== Task to complete ==
Wherever the string "this" occurs in a line of these records, report that line.

== Data entries ==
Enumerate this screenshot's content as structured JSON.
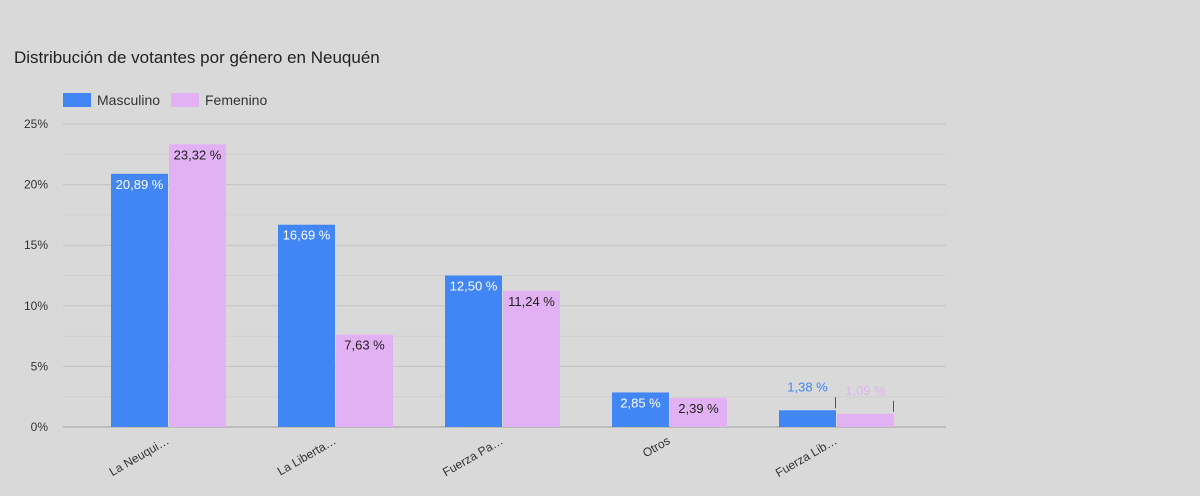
{
  "chart_data": {
    "type": "bar",
    "title": "Distribución de votantes por género en Neuquén",
    "xlabel": "",
    "ylabel": "",
    "categories": [
      "La Neuqui…",
      "La Liberta…",
      "Fuerza Pa…",
      "Otros",
      "Fuerza Lib…"
    ],
    "series": [
      {
        "name": "Masculino",
        "color": "#4285f4",
        "values": [
          20.89,
          16.69,
          12.5,
          2.85,
          1.38
        ],
        "labels": [
          "20,89 %",
          "16,69 %",
          "12,50 %",
          "2,85 %",
          "1,38 %"
        ]
      },
      {
        "name": "Femenino",
        "color": "#e2b1f3",
        "values": [
          23.32,
          7.63,
          11.24,
          2.39,
          1.09
        ],
        "labels": [
          "23,32 %",
          "7,63 %",
          "11,24 %",
          "2,39 %",
          "1,09 %"
        ]
      }
    ],
    "ylim": [
      0,
      25
    ],
    "yticks": [
      0,
      5,
      10,
      15,
      20,
      25
    ],
    "ytick_labels": [
      "0%",
      "5%",
      "10%",
      "15%",
      "20%",
      "25%"
    ],
    "grid": true,
    "legend_position": "top-left"
  }
}
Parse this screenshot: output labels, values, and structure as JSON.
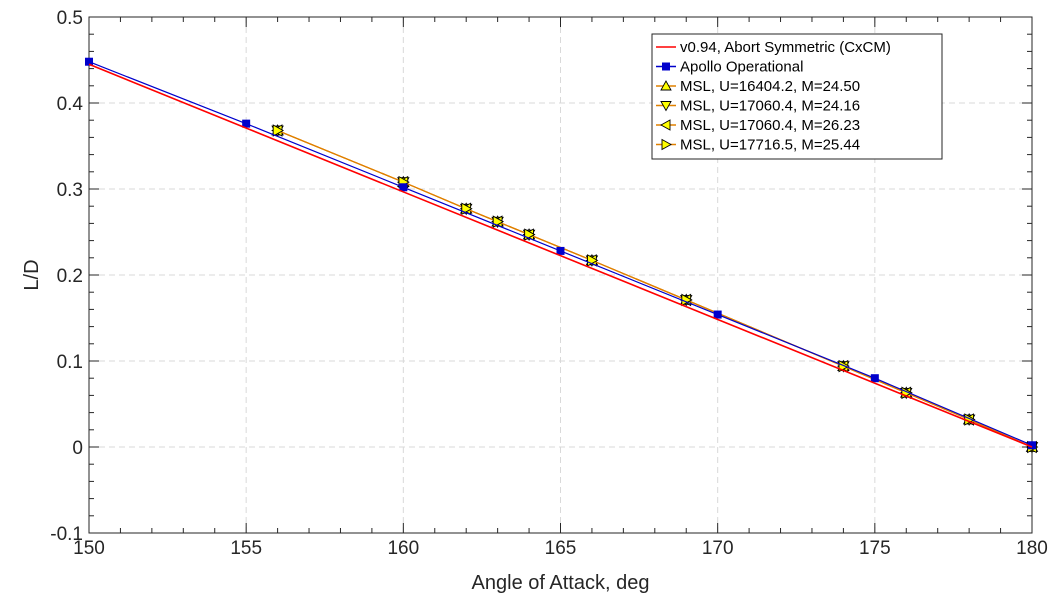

== Full output ==
Enumerate this screenshot's content as structured JSON.
Parse this screenshot: output labels, values, and structure as JSON.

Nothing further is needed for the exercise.